Print the listing below in its entirety, character for character.

→ Given records:
-*-*-
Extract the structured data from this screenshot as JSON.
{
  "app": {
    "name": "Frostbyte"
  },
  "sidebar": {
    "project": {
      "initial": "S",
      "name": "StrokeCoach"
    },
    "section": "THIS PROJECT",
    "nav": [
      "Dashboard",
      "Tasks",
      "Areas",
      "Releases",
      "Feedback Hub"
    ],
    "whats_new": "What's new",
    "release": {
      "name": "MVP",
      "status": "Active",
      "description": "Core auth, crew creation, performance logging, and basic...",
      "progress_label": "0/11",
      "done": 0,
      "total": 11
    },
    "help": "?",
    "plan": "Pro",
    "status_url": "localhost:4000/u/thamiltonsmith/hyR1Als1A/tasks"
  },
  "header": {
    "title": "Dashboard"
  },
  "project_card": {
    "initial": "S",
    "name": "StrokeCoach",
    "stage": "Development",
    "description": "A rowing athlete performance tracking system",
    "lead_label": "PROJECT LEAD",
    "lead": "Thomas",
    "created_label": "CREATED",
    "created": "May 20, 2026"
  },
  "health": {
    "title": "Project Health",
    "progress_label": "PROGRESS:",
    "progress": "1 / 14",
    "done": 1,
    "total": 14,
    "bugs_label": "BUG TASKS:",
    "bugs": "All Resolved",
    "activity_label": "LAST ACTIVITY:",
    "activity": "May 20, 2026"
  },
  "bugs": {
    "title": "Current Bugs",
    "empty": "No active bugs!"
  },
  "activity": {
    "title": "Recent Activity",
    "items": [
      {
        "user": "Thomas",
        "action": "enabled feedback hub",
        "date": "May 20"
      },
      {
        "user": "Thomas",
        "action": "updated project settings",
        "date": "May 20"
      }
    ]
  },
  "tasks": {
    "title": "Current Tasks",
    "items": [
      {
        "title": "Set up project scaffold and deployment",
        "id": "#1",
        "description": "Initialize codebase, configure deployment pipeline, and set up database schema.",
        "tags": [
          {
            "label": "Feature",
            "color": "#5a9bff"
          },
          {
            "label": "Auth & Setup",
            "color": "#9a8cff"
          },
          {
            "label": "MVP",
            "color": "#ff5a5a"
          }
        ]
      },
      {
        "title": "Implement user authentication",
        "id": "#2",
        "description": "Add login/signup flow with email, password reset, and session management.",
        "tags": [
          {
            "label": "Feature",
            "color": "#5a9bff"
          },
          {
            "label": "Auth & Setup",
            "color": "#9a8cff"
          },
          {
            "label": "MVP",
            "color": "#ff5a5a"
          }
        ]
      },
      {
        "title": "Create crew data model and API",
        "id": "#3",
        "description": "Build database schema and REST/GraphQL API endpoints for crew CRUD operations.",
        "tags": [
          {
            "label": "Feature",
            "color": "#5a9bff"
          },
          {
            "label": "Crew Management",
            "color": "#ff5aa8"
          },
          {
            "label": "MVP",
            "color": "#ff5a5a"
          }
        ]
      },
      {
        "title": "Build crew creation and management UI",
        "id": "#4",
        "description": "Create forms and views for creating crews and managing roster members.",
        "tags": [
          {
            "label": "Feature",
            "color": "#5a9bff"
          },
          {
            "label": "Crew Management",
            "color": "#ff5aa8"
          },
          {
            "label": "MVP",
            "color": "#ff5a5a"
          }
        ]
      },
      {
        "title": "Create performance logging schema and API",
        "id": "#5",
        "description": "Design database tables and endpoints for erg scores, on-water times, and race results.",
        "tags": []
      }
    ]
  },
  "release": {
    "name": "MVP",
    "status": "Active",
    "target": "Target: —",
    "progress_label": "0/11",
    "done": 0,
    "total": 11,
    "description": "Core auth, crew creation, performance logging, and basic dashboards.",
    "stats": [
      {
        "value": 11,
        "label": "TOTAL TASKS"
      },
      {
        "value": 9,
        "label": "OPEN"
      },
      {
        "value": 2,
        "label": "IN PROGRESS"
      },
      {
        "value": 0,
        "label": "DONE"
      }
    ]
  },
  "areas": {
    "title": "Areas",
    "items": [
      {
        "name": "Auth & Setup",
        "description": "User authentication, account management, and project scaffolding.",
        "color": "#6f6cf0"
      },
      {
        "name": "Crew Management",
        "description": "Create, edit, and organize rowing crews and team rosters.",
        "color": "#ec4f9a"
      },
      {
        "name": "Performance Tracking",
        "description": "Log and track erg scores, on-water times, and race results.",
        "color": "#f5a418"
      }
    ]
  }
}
-*-*-
→ Task result:
Extract the structured data from this screenshot as JSON.
{
  "app": {
    "name": "Frostbyte"
  },
  "sidebar": {
    "project": {
      "initial": "S",
      "name": "StrokeCoach"
    },
    "section": "THIS PROJECT",
    "nav": [
      "Dashboard",
      "Tasks",
      "Areas",
      "Releases",
      "Feedback Hub"
    ],
    "whats_new": "What's new",
    "release": {
      "name": "MVP",
      "status": "Active",
      "description": "Core auth, crew creation, performance logging, and basic...",
      "progress_label": "0/11",
      "done": 0,
      "total": 11
    },
    "help": "?",
    "plan": "Pro",
    "status_url": "localhost:4000/u/thamiltonsmith/hyR1Als1A/tasks"
  },
  "header": {
    "title": "Dashboard"
  },
  "project_card": {
    "initial": "S",
    "name": "StrokeCoach",
    "stage": "Development",
    "description": "A rowing athlete performance tracking system",
    "lead_label": "PROJECT LEAD",
    "lead": "Thomas",
    "created_label": "CREATED",
    "created": "May 20, 2026"
  },
  "health": {
    "title": "Project Health",
    "progress_label": "PROGRESS:",
    "progress": "1 / 14",
    "done": 1,
    "total": 14,
    "bugs_label": "BUG TASKS:",
    "bugs": "All Resolved",
    "activity_label": "LAST ACTIVITY:",
    "activity": "May 20, 2026"
  },
  "bugs": {
    "title": "Current Bugs",
    "empty": "No active bugs!"
  },
  "activity": {
    "title": "Recent Activity",
    "items": [
      {
        "user": "Thomas",
        "action": "enabled feedback hub",
        "date": "May 20"
      },
      {
        "user": "Thomas",
        "action": "updated project settings",
        "date": "May 20"
      }
    ]
  },
  "tasks": {
    "title": "Current Tasks",
    "items": [
      {
        "title": "Set up project scaffold and deployment",
        "id": "#1",
        "description": "Initialize codebase, configure deployment pipeline, and set up database schema.",
        "tags": [
          {
            "label": "Feature",
            "color": "#5a9bff"
          },
          {
            "label": "Auth & Setup",
            "color": "#9a8cff"
          },
          {
            "label": "MVP",
            "color": "#ff5a5a"
          }
        ]
      },
      {
        "title": "Implement user authentication",
        "id": "#2",
        "description": "Add login/signup flow with email, password reset, and session management.",
        "tags": [
          {
            "label": "Feature",
            "color": "#5a9bff"
          },
          {
            "label": "Auth & Setup",
            "color": "#9a8cff"
          },
          {
            "label": "MVP",
            "color": "#ff5a5a"
          }
        ]
      },
      {
        "title": "Create crew data model and API",
        "id": "#3",
        "description": "Build database schema and REST/GraphQL API endpoints for crew CRUD operations.",
        "tags": [
          {
            "label": "Feature",
            "color": "#5a9bff"
          },
          {
            "label": "Crew Management",
            "color": "#ff5aa8"
          },
          {
            "label": "MVP",
            "color": "#ff5a5a"
          }
        ]
      },
      {
        "title": "Build crew creation and management UI",
        "id": "#4",
        "description": "Create forms and views for creating crews and managing roster members.",
        "tags": [
          {
            "label": "Feature",
            "color": "#5a9bff"
          },
          {
            "label": "Crew Management",
            "color": "#ff5aa8"
          },
          {
            "label": "MVP",
            "color": "#ff5a5a"
          }
        ]
      },
      {
        "title": "Create performance logging schema and API",
        "id": "#5",
        "description": "Design database tables and endpoints for erg scores, on-water times, and race results.",
        "tags": []
      }
    ]
  },
  "release": {
    "name": "MVP",
    "status": "Active",
    "target": "Target: —",
    "progress_label": "0/11",
    "done": 0,
    "total": 11,
    "description": "Core auth, crew creation, performance logging, and basic dashboards.",
    "stats": [
      {
        "value": 11,
        "label": "TOTAL TASKS"
      },
      {
        "value": 9,
        "label": "OPEN"
      },
      {
        "value": 2,
        "label": "IN PROGRESS"
      },
      {
        "value": 0,
        "label": "DONE"
      }
    ]
  },
  "areas": {
    "title": "Areas",
    "items": [
      {
        "name": "Auth & Setup",
        "description": "User authentication, account management, and project scaffolding.",
        "color": "#6f6cf0"
      },
      {
        "name": "Crew Management",
        "description": "Create, edit, and organize rowing crews and team rosters.",
        "color": "#ec4f9a"
      },
      {
        "name": "Performance Tracking",
        "description": "Log and track erg scores, on-water times, and race results.",
        "color": "#f5a418"
      }
    ]
  }
}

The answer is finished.